(Records excerpted from a collection)
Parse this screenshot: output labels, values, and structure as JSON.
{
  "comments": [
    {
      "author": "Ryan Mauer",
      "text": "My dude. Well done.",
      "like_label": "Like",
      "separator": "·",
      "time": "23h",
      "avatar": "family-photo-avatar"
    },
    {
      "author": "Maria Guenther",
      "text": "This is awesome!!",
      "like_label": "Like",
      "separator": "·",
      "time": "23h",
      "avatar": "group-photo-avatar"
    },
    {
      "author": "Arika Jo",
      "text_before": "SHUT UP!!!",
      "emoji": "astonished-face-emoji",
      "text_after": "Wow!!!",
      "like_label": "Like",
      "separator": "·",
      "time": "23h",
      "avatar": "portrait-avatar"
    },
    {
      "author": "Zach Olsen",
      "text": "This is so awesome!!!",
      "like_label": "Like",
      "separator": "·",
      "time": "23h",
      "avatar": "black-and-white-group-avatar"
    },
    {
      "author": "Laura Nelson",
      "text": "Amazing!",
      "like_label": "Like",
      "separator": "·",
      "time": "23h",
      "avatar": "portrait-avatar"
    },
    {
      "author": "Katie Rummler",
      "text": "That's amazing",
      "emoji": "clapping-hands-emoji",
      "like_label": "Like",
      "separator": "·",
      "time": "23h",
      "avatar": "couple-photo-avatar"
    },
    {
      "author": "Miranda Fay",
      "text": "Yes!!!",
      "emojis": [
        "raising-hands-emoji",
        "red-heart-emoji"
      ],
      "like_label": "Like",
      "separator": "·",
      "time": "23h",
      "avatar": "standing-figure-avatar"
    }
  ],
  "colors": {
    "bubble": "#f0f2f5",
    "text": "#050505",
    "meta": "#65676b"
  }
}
--
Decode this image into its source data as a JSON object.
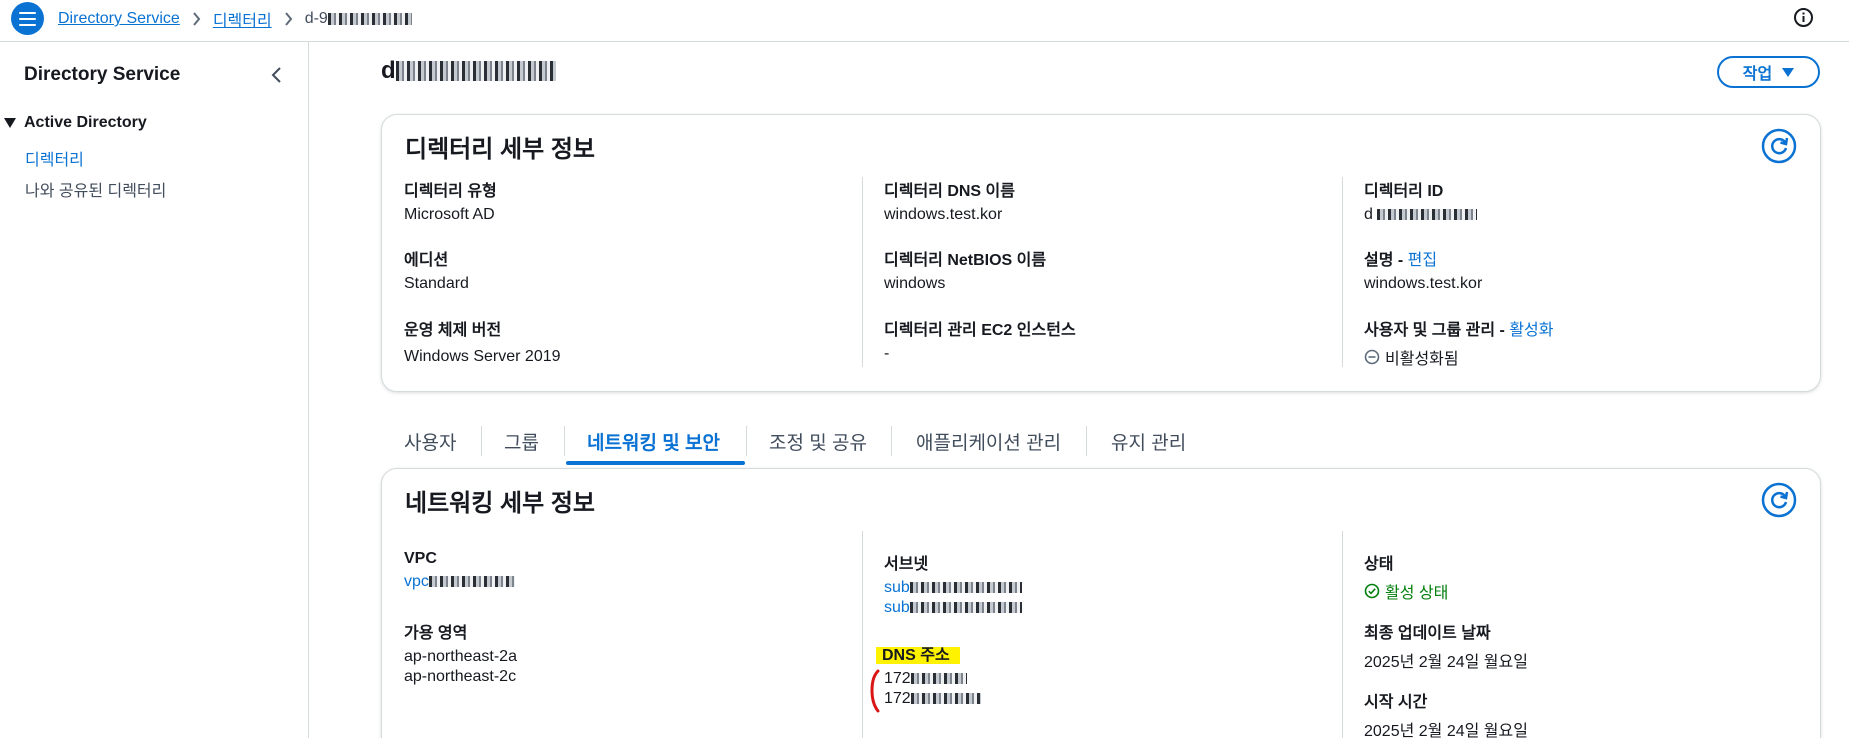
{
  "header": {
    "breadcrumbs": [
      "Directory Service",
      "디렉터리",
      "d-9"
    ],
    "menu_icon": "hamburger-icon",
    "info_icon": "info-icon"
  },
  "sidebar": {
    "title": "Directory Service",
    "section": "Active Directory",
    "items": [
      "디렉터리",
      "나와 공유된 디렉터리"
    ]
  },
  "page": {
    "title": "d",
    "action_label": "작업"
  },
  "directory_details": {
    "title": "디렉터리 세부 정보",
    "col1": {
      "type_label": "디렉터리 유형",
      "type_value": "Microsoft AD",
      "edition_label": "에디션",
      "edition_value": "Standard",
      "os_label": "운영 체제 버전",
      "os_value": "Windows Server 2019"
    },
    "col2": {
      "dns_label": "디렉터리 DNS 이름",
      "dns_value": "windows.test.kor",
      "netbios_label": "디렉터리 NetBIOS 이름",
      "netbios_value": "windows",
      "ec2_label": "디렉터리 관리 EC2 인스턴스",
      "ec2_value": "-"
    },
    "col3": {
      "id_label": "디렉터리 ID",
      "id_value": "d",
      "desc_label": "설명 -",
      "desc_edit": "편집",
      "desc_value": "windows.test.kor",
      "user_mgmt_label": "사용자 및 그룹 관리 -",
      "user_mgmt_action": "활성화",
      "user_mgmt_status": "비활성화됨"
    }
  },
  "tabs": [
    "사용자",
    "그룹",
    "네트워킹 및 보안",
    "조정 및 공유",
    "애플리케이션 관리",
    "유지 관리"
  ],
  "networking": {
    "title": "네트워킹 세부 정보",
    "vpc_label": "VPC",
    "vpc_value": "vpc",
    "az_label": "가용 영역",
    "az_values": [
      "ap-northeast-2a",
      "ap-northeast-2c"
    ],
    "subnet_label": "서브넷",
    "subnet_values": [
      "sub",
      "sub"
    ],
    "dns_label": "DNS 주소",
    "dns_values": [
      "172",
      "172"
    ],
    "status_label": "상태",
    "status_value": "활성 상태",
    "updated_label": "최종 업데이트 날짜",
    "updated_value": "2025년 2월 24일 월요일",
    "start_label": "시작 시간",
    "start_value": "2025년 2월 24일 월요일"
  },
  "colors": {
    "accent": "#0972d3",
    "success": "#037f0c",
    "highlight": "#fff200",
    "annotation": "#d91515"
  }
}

Your goal ->
Of the lines in the entries above, how many include "icon"? Only the number should be given.

Expected answer ->
2